**RAW DATA**
______________________________

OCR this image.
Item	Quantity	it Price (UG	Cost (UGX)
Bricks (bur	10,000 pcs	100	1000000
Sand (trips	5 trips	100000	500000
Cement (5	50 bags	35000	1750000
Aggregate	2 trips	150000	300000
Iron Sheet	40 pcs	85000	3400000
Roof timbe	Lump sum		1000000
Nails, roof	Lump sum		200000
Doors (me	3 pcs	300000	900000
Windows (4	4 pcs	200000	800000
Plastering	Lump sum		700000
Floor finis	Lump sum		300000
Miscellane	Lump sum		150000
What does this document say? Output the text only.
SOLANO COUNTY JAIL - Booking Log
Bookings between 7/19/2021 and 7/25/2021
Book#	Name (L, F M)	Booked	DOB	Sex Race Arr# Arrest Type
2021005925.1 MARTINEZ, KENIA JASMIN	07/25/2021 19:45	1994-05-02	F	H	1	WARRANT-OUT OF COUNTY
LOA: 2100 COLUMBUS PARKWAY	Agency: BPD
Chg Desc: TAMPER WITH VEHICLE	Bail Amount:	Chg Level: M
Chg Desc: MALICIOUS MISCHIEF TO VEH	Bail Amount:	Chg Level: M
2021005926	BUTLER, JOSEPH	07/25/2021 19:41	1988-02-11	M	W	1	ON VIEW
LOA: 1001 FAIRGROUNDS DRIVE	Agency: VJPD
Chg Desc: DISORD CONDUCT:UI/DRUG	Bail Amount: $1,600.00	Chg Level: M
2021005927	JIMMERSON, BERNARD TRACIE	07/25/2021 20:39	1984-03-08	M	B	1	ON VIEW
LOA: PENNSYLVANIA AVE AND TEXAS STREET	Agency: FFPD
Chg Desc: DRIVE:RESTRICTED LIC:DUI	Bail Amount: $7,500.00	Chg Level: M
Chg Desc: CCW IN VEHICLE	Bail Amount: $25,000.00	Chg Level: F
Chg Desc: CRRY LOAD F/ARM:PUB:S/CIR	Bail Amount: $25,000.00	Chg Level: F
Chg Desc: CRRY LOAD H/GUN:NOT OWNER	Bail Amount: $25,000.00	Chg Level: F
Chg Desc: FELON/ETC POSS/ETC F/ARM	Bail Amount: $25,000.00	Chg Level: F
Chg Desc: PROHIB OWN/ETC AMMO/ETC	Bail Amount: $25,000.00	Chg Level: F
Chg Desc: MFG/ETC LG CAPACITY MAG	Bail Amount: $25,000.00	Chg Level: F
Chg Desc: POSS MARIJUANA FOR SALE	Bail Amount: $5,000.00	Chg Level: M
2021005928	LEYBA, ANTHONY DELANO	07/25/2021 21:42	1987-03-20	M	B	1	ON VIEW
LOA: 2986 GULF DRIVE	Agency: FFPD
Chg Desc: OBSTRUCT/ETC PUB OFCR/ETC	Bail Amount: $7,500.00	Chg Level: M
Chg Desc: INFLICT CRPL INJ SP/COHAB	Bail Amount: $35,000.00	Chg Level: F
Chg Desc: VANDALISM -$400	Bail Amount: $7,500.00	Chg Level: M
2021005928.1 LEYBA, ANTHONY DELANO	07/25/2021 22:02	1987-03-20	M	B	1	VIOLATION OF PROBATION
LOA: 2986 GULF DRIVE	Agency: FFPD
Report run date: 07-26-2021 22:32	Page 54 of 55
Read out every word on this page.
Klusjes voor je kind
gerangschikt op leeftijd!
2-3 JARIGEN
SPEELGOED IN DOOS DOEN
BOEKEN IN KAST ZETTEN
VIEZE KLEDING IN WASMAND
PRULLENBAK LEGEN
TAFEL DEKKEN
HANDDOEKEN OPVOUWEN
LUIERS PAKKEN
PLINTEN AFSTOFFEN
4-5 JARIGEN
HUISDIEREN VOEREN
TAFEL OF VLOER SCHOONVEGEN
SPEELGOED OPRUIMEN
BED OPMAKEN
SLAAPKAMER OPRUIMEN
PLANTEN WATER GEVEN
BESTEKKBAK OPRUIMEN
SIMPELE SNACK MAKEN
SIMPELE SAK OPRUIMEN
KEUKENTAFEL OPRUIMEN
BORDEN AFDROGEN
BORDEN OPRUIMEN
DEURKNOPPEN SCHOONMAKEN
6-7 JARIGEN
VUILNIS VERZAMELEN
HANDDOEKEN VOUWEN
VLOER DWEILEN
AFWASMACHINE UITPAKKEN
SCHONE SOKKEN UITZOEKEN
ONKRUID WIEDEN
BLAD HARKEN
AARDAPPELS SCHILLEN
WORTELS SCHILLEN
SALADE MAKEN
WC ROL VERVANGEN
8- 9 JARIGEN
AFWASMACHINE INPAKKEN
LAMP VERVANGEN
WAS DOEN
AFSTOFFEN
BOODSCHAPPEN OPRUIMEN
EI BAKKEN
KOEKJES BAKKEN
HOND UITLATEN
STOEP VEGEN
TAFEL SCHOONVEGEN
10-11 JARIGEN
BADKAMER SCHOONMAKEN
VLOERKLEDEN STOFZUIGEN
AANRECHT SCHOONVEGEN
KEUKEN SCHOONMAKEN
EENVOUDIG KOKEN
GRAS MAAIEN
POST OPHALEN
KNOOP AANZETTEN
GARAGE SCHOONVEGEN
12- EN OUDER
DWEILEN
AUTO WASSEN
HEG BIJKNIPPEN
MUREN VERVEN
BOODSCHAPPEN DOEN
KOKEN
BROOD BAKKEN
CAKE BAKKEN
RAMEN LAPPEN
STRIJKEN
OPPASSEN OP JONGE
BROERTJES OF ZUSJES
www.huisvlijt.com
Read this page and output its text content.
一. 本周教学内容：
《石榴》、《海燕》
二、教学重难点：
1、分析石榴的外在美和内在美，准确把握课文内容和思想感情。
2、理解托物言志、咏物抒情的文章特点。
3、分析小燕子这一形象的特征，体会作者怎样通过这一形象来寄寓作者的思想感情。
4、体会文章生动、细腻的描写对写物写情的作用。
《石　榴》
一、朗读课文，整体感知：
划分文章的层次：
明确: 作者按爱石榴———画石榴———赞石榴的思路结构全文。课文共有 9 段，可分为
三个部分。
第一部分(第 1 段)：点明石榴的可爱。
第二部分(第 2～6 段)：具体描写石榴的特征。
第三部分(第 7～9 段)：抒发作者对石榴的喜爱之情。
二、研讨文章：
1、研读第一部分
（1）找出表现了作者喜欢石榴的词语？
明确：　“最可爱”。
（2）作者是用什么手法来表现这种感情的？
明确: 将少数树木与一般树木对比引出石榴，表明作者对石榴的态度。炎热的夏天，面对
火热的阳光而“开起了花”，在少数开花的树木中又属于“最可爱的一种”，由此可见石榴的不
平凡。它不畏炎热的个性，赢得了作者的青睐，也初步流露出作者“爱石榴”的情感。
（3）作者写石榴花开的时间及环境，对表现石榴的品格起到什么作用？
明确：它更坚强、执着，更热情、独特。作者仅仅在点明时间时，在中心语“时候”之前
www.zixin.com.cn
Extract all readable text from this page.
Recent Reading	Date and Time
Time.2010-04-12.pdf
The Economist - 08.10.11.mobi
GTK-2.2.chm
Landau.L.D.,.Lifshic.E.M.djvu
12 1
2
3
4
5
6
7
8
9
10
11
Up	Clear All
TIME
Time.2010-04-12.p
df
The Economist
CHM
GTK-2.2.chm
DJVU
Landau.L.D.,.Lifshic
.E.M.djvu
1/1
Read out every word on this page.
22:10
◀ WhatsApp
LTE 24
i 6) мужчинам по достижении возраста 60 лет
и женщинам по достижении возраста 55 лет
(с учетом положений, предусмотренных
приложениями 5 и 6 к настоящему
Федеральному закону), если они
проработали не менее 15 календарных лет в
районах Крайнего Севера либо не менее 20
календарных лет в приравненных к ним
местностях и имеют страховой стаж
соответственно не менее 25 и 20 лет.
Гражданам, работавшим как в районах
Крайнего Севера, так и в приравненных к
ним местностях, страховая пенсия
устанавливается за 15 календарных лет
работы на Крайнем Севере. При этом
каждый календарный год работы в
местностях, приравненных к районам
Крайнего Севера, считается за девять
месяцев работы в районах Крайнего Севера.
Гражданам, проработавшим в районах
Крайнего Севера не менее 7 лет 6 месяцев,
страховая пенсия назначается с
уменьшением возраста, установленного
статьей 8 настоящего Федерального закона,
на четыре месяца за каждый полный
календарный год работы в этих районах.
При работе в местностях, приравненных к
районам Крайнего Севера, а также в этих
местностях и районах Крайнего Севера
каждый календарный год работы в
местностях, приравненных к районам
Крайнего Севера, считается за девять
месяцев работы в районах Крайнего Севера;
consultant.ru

______________________________

**PROBLEM REQUIREMENTS**
Gather every line from the listing above in which the word "SIMPELE" appears.

**SOLUTION FOR THIS EXERCISE**
SIMPELE SNACK MAKEN
SIMPELE SAK OPRUIMEN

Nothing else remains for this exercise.